Goal → Across all the lines below, how many contain the string "label"? Please reply with the number only.

Stored rows →
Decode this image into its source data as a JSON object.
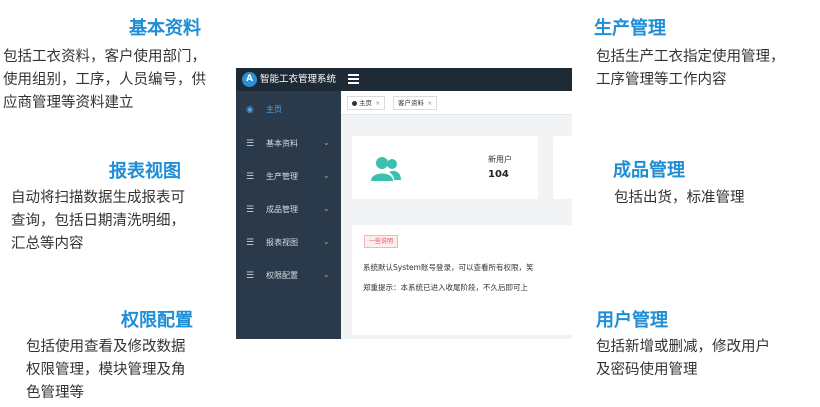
{
  "features": {
    "basic": {
      "title": "基本资料",
      "lines": [
        "包括工衣资料，客户使用部门，",
        "使用组别，工序，人员编号，供",
        "应商管理等资料建立"
      ]
    },
    "report": {
      "title": "报表视图",
      "lines": [
        "自动将扫描数据生成报表可",
        "查询，包括日期清洗明细，",
        "汇总等内容"
      ]
    },
    "permission": {
      "title": "权限配置",
      "lines": [
        "包括使用查看及修改数据",
        "权限管理，模块管理及角",
        "色管理等"
      ]
    },
    "production": {
      "title": "生产管理",
      "lines": [
        "包括生产工衣指定使用管理，",
        "工序管理等工作内容"
      ]
    },
    "product": {
      "title": "成品管理",
      "lines": [
        "包括出货，标准管理"
      ]
    },
    "user": {
      "title": "用户管理",
      "lines": [
        "包括新增或删减，修改用户",
        "及密码使用管理"
      ]
    }
  },
  "app": {
    "logo_glyph": "A",
    "title": "智能工衣管理系统",
    "sidebar": [
      {
        "label": "主页",
        "icon": "◉",
        "active": true,
        "caret": ""
      },
      {
        "label": "基本资料",
        "icon": "☰",
        "active": false,
        "caret": "⌄"
      },
      {
        "label": "生产管理",
        "icon": "☰",
        "active": false,
        "caret": "⌄"
      },
      {
        "label": "成品管理",
        "icon": "☰",
        "active": false,
        "caret": "⌄"
      },
      {
        "label": "报表视图",
        "icon": "☰",
        "active": false,
        "caret": "⌄"
      },
      {
        "label": "权限配置",
        "icon": "☰",
        "active": false,
        "caret": "⌄"
      }
    ],
    "tabs": [
      {
        "label": "主页",
        "close": "×"
      },
      {
        "label": "客户资料",
        "close": "×"
      }
    ],
    "stat": {
      "label": "新用户",
      "value": "104"
    },
    "notice": {
      "badge": "一些说明",
      "line1": "系统默认System账号登录，可以查看所有权限，笑",
      "line2": "郑重提示：本系统已进入收尾阶段，不久后即可上"
    }
  },
  "colors": {
    "title": "#1f8ed6",
    "sidebar": "#2b3a4a",
    "topbar": "#1e2a36",
    "accent_icon": "#3bbfae"
  }
}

Finished task → 9